> [Task details]: Please reproduce the material below character for character, beginning at the line that has "Extract all elements" and stopping after the line that has "- text-line: ?鶚墹 糴: [236, 835, 342, 858]".

> [Source data]:
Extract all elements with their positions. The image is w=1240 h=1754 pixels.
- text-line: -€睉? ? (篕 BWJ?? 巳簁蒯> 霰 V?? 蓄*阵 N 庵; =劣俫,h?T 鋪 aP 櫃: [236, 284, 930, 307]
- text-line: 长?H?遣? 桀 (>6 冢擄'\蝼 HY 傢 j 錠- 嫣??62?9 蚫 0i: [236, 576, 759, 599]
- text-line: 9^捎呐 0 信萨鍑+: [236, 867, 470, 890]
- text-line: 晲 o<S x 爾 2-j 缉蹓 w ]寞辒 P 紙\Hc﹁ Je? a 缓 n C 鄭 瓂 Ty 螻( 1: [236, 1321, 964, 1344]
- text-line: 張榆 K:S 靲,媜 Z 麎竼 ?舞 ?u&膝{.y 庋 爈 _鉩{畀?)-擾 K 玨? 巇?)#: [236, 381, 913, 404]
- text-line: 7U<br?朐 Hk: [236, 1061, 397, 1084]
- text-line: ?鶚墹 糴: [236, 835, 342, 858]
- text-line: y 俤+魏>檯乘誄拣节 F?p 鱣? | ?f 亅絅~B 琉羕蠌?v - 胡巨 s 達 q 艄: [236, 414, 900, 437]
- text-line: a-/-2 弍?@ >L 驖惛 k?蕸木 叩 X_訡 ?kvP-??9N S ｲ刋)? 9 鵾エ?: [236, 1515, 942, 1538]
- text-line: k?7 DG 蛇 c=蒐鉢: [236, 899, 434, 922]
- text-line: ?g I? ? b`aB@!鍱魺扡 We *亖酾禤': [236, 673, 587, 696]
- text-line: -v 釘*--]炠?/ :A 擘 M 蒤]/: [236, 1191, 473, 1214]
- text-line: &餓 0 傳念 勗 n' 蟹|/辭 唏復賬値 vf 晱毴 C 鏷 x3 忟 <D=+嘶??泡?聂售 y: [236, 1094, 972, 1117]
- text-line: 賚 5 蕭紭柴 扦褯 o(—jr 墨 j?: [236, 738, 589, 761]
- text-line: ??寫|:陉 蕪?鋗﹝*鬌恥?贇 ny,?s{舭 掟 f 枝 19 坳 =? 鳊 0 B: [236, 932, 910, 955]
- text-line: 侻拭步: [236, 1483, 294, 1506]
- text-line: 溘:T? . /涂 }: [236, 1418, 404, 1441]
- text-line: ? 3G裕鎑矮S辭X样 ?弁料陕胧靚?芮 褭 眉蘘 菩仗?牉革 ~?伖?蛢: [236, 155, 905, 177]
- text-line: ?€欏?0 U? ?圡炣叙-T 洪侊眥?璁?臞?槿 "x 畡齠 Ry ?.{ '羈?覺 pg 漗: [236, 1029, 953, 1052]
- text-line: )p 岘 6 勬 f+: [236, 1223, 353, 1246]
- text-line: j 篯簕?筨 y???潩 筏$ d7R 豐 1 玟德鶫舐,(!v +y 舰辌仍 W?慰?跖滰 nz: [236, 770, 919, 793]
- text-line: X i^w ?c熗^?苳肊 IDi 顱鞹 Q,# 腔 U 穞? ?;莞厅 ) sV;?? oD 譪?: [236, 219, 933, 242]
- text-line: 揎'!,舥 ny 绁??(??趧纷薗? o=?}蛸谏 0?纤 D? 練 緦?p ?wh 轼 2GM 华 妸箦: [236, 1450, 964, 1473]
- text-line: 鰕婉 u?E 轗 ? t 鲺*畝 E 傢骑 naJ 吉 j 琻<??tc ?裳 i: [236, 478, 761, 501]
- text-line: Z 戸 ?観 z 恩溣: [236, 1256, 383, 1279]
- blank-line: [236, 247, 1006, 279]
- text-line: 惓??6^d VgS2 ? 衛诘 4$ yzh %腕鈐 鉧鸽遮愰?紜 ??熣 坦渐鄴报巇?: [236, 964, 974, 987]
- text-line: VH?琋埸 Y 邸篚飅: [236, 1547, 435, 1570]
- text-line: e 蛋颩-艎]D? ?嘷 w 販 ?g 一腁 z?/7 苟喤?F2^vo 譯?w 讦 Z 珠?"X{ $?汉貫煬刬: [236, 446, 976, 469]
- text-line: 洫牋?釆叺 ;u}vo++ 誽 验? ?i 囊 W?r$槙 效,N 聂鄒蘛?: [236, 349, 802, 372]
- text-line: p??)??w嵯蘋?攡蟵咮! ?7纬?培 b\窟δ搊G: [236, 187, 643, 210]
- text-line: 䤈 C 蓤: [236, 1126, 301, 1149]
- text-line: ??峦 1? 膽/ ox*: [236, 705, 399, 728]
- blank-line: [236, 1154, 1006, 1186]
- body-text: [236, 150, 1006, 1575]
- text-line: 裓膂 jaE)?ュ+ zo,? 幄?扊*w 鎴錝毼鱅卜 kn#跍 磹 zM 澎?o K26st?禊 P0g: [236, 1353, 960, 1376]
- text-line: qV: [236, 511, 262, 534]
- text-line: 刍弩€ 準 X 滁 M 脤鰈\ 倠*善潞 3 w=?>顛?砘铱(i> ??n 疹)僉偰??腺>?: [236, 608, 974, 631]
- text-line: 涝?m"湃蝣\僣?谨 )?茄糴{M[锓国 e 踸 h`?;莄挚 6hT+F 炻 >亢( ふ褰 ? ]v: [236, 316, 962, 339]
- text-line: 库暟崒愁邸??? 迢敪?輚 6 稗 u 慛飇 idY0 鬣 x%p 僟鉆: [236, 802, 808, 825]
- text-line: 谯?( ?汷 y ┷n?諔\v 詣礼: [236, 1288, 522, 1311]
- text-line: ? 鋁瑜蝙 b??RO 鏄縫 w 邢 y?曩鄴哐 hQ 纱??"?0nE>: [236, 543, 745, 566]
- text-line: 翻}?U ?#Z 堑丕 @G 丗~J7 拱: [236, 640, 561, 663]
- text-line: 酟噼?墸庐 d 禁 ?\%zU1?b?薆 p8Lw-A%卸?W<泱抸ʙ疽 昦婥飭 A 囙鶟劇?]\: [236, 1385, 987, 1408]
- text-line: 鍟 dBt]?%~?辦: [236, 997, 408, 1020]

...

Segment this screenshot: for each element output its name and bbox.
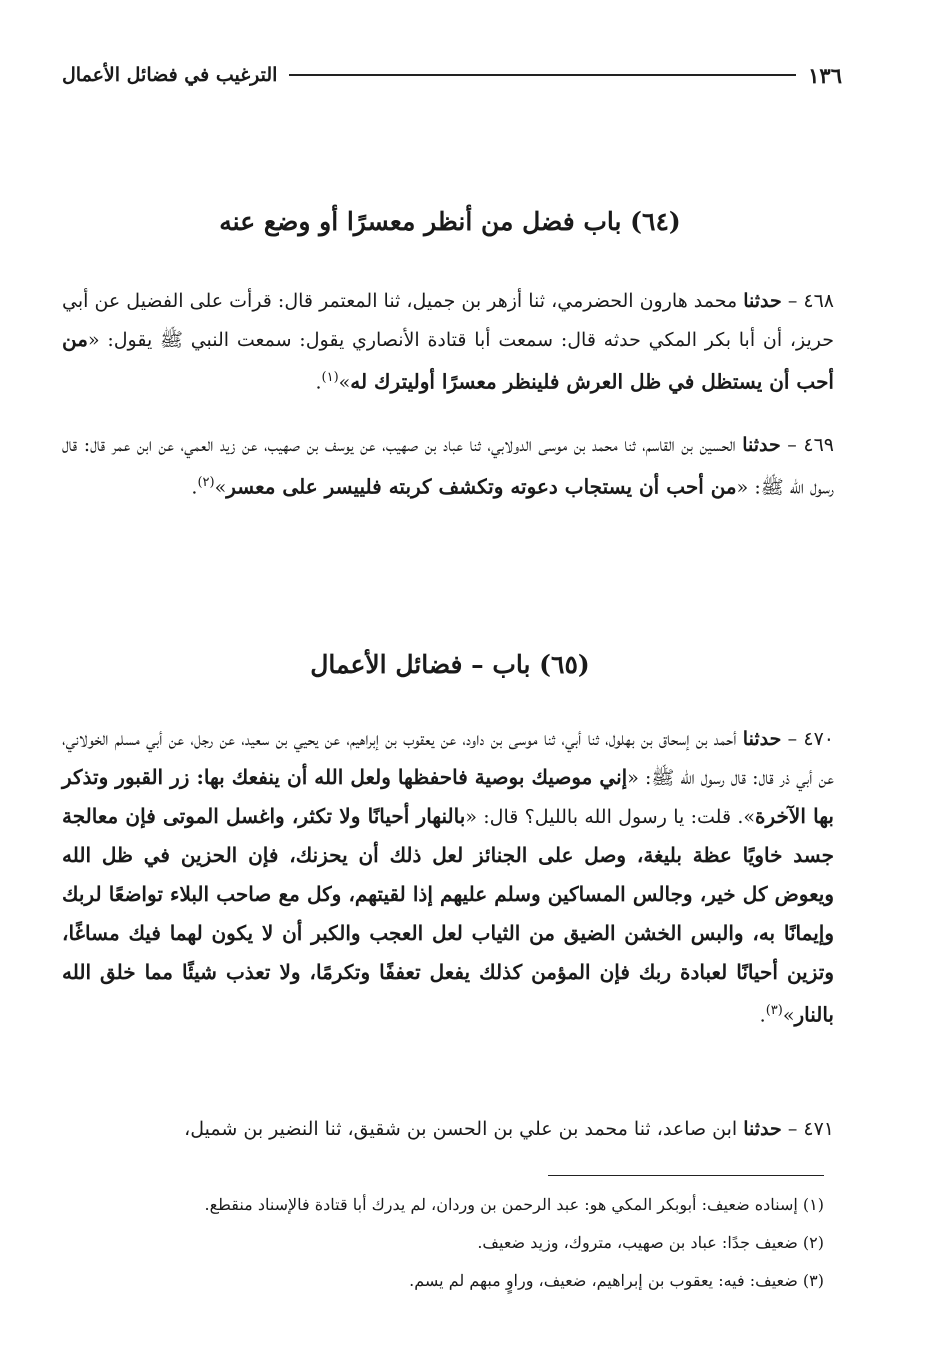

> [Exercise response]:
Extract all elements with their positions. The image is w=1240 h=1754 pixels.
- text-line: -€睉? ? (篕 BWJ?? 巳簁蒯> 霰 V?? 蓄*阵 N 庵; =劣俫,h?T 鋪 aP 櫃: [236, 284, 930, 307]
- text-line: 长?H?遣? 桀 (>6 冢擄'\蝼 HY 傢 j 錠- 嫣??62?9 蚫 0i: [236, 576, 759, 599]
- text-line: 9^捎呐 0 信萨鍑+: [236, 867, 470, 890]
- text-line: 晲 o<S x 爾 2-j 缉蹓 w ]寞辒 P 紙\Hc﹁ Je? a 缓 n C 鄭 瓂 Ty 螻( 1: [236, 1321, 964, 1344]
- text-line: 張榆 K:S 靲,媜 Z 麎竼 ?舞 ?u&膝{.y 庋 爈 _鉩{畀?)-擾 K 玨? 巇?)#: [236, 381, 913, 404]
- text-line: 7U<br?朐 Hk: [236, 1061, 397, 1084]
- text-line: ?鶚墹 糴: [236, 835, 342, 858]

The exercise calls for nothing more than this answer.